→ Given instruction
Below are the records; copy each line in them that holds the word "aperçois".

## start

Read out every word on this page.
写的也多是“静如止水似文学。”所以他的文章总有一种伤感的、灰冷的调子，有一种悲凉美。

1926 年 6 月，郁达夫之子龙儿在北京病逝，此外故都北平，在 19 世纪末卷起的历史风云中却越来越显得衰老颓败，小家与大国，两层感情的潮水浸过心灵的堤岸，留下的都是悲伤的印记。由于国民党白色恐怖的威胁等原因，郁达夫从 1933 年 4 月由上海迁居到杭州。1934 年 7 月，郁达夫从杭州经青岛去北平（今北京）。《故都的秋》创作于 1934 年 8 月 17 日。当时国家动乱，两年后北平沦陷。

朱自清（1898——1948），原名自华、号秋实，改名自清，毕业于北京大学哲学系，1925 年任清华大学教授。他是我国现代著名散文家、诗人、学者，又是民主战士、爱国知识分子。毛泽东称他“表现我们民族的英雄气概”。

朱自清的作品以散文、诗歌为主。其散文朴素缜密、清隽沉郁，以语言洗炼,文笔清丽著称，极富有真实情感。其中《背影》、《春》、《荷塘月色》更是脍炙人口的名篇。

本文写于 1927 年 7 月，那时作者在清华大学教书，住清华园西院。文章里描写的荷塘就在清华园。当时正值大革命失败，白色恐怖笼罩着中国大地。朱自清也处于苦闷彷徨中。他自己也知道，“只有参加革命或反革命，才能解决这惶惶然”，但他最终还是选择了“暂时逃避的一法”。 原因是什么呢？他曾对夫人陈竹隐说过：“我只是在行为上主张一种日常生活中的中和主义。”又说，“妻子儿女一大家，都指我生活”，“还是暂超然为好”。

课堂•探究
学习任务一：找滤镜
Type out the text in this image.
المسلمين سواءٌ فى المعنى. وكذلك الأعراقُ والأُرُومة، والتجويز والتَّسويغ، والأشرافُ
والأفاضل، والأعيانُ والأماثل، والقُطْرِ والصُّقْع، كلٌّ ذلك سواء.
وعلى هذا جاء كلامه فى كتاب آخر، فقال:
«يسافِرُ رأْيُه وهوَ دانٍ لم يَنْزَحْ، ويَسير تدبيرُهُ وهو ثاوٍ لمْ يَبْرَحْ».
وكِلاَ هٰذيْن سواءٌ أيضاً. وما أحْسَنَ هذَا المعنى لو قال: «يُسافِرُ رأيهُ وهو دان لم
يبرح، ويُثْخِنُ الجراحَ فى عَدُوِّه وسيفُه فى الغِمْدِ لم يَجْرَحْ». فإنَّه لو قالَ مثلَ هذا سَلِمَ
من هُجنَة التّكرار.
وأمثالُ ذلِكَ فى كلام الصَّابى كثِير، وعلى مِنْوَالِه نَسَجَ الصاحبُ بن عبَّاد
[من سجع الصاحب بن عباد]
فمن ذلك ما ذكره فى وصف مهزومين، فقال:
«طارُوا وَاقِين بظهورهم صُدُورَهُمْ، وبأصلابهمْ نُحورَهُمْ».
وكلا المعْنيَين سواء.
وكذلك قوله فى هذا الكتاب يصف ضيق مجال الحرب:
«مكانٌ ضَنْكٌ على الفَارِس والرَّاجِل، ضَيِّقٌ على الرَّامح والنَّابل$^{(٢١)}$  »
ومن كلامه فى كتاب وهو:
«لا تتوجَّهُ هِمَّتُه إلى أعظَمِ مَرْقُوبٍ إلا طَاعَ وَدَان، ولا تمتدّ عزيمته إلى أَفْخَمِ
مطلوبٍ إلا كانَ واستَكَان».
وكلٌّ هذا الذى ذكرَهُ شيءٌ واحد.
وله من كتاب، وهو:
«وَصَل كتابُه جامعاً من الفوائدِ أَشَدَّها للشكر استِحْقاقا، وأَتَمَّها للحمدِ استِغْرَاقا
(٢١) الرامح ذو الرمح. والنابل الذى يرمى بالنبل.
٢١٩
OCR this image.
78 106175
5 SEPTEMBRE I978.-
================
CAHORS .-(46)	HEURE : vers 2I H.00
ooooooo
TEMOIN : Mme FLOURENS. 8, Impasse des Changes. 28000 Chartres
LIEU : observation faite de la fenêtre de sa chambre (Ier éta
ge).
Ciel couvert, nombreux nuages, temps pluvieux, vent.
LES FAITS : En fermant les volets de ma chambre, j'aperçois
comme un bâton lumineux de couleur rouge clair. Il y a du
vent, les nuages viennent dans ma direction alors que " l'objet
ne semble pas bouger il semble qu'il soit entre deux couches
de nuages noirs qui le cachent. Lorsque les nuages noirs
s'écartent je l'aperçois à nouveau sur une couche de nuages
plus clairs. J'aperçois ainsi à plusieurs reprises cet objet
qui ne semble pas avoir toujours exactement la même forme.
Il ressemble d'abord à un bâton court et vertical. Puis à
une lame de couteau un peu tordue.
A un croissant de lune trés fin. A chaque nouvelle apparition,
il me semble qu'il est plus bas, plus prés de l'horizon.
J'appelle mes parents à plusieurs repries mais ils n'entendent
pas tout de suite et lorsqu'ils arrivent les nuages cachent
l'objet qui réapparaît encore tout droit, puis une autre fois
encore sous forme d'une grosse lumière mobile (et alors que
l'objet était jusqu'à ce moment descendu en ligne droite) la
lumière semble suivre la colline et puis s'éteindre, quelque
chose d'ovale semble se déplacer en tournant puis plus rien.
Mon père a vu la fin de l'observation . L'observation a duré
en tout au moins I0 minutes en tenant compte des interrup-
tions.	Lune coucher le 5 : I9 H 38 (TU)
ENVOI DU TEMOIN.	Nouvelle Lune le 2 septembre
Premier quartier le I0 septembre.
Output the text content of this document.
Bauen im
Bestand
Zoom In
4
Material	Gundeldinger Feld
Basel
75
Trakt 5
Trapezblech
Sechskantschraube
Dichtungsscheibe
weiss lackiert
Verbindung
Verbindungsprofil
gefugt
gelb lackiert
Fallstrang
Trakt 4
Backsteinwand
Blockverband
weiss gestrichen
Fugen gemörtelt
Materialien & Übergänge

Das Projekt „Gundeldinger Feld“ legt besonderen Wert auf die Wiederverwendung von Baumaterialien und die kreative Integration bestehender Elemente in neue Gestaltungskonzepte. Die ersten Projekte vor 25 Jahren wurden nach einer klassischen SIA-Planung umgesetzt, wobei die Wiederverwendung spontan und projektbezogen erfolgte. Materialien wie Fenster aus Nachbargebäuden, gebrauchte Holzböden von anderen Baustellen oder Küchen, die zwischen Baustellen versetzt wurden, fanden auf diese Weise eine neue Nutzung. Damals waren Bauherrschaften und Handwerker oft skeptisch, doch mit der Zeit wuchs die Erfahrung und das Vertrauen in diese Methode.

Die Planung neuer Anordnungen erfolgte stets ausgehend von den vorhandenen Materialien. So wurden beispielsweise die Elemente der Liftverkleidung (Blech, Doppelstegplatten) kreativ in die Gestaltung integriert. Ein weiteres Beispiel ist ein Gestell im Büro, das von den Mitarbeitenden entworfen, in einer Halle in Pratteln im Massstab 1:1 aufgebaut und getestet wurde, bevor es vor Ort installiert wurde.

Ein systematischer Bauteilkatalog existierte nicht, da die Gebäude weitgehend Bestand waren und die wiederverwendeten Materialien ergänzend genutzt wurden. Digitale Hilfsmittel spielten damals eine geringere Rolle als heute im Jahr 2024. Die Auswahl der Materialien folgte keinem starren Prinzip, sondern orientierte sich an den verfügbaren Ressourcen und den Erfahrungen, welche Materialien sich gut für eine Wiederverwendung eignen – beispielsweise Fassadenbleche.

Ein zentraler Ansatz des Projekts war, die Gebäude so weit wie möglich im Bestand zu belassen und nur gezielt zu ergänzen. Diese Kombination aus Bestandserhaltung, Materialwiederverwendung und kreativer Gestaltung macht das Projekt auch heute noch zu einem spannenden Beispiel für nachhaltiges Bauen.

## end

→ Final answer
LES FAITS : En fermant les volets de ma chambre, j'aperçois
s'écartent je l'aperçois à nouveau sur une couche de nuages
plus clairs. J'aperçois ainsi à plusieurs reprises cet objet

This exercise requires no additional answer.